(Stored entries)
►
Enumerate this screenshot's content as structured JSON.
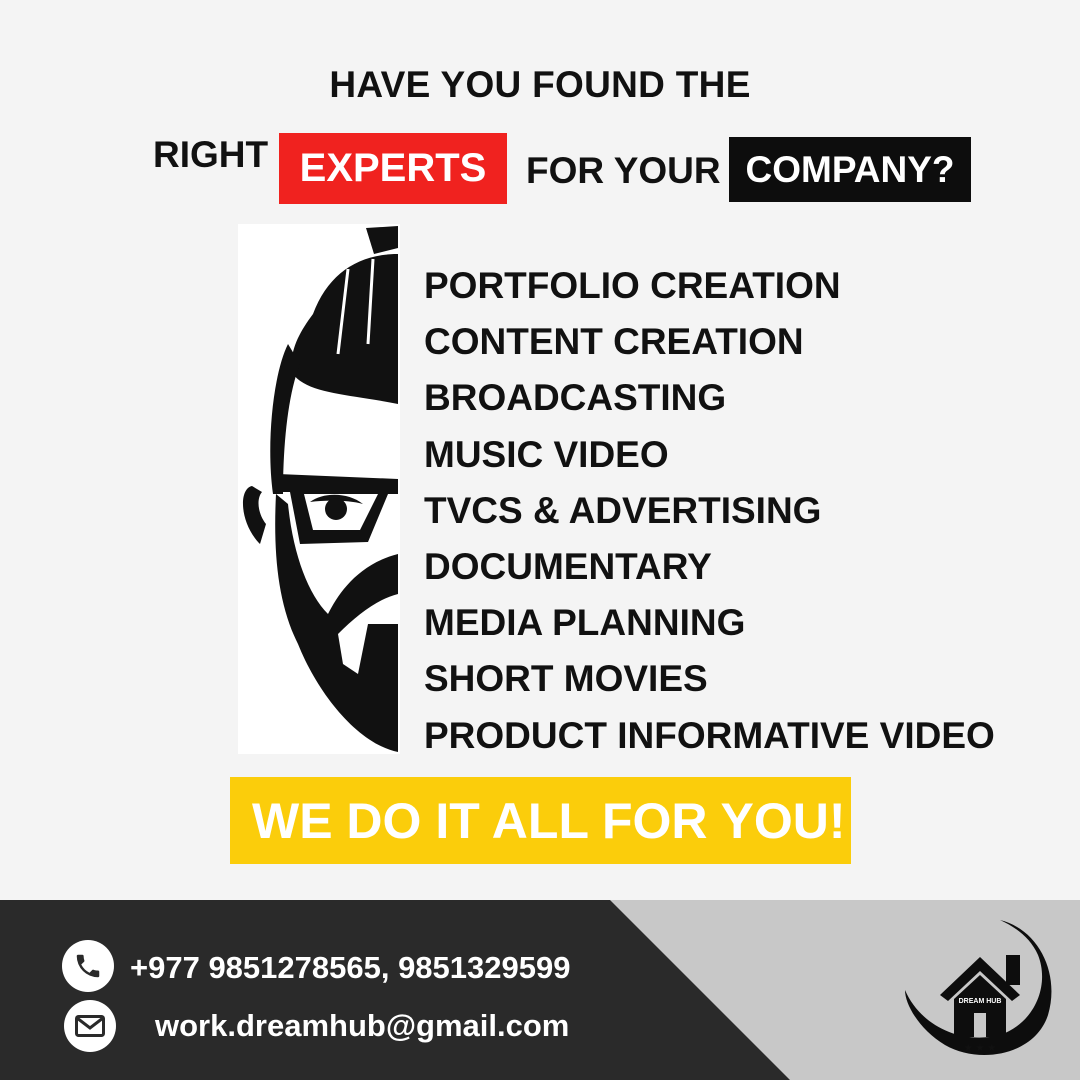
{
  "headline": {
    "line1": "HAVE YOU FOUND THE",
    "right": "RIGHT",
    "experts": "EXPERTS",
    "for_your": "FOR YOUR",
    "company": "COMPANY?"
  },
  "services": [
    "PORTFOLIO CREATION",
    "CONTENT CREATION",
    "BROADCASTING",
    "MUSIC VIDEO",
    "TVCS & ADVERTISING",
    "DOCUMENTARY",
    "MEDIA PLANNING",
    "SHORT MOVIES",
    "PRODUCT INFORMATIVE VIDEO"
  ],
  "cta": "WE DO IT ALL FOR YOU!",
  "contact": {
    "phone": "+977 9851278565, 9851329599",
    "email": "work.dreamhub@gmail.com"
  },
  "logo": {
    "text": "DREAM HUB"
  },
  "colors": {
    "red": "#f0221f",
    "yellow": "#fbcd0b",
    "footer_dark": "#2a2a2a",
    "footer_light": "#c8c8c8"
  }
}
◄
§ To be done:
From the entries above, copy every line that holds the word "CREATION".

§ Output:
    "PORTFOLIO CREATION",
    "CONTENT CREATION",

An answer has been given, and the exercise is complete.